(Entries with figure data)
┌──
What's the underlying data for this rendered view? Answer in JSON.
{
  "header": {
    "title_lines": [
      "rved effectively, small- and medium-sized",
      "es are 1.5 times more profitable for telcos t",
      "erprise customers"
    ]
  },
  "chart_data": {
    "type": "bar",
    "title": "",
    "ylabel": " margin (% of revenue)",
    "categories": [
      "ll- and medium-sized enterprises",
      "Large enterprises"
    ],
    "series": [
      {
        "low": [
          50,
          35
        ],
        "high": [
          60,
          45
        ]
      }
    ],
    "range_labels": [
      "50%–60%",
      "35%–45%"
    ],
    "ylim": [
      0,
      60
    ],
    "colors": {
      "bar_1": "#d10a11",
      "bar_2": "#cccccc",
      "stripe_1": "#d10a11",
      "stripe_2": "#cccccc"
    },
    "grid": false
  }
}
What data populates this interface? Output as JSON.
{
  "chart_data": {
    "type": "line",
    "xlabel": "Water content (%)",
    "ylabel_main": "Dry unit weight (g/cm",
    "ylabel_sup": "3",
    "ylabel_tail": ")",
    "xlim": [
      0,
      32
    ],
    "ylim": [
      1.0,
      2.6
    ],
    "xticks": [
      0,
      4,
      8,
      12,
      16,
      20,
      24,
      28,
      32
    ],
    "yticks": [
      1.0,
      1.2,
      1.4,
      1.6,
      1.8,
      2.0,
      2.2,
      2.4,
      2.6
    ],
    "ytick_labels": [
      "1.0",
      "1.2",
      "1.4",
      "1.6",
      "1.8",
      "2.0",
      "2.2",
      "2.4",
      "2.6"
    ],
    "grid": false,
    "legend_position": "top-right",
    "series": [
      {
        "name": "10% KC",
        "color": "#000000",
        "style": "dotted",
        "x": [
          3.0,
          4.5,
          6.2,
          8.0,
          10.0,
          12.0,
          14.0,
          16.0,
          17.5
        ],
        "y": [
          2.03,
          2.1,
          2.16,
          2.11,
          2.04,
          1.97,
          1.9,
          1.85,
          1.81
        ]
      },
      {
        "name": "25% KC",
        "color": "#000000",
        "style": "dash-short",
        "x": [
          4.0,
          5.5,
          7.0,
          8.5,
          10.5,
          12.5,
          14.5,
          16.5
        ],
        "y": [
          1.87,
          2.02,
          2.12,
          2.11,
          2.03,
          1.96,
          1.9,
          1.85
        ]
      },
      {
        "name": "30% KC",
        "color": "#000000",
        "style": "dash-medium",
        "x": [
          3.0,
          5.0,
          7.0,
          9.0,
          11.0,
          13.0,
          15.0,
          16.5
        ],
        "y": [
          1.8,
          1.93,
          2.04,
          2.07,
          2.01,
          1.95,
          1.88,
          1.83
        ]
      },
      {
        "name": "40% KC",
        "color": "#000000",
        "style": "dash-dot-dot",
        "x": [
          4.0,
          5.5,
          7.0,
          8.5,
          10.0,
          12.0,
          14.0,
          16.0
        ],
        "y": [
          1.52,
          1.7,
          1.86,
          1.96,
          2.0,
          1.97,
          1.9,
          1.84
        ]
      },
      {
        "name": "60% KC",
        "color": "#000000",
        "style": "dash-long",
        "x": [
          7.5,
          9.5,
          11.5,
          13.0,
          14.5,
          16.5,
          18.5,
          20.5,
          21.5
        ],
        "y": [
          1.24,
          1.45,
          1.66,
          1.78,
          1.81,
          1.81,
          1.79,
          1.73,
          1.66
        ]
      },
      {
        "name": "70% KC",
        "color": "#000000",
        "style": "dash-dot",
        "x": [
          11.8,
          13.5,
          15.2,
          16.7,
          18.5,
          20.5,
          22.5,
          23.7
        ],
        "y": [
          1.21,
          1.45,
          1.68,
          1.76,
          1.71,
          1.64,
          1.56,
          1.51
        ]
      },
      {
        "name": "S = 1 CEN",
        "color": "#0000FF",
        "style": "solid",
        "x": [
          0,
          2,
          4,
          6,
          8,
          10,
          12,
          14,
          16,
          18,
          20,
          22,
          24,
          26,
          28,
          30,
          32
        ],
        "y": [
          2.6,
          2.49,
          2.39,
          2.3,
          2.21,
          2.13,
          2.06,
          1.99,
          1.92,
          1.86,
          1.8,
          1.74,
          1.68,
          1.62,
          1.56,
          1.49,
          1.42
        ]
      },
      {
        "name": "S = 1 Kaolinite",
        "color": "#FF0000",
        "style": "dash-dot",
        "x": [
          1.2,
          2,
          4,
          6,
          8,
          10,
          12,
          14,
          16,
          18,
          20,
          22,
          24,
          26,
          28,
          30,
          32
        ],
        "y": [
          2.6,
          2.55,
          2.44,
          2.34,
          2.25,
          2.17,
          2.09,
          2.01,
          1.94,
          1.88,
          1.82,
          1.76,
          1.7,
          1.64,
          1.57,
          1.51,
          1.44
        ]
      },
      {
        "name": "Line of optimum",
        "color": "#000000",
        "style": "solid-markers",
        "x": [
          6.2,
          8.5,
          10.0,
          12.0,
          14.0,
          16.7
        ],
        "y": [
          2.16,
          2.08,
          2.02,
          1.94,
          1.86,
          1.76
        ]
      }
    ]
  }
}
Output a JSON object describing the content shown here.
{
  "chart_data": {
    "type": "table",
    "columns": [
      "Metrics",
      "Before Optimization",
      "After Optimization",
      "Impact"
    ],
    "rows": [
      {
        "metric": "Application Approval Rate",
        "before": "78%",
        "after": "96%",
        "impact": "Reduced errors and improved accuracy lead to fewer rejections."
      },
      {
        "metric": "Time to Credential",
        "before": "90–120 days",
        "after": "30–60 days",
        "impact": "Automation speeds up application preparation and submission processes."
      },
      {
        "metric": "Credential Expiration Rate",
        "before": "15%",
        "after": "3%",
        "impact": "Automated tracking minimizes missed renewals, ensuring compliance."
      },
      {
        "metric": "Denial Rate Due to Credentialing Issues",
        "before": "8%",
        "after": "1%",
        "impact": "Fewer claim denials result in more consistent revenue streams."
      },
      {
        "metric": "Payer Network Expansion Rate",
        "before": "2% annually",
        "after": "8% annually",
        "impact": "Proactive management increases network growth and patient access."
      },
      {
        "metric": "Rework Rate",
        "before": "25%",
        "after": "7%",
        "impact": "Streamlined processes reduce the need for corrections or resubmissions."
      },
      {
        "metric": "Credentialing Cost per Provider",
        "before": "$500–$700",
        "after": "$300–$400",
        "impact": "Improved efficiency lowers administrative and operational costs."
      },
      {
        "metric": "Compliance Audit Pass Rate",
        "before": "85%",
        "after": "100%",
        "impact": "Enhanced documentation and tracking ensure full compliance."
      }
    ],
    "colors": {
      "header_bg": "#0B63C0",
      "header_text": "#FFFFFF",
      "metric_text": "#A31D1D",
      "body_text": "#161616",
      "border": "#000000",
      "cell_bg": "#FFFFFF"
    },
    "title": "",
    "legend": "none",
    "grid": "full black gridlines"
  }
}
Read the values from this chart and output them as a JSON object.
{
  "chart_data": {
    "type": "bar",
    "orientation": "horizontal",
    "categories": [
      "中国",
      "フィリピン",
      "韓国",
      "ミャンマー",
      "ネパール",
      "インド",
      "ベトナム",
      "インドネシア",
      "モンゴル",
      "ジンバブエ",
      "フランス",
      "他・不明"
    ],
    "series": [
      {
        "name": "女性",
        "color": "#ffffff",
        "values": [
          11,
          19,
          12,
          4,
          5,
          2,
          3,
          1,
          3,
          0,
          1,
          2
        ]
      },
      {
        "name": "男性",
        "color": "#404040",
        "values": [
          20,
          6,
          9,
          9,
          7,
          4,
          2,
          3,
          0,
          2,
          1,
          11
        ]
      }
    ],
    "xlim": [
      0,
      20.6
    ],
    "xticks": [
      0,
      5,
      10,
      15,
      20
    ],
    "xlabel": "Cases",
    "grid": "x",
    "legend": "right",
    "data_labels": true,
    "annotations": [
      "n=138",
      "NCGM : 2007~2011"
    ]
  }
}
└──
Copy each line containing the word "right" from the data.

▶ Solution for this exercise
    "legend_position": "top-right",
    "legend": "right",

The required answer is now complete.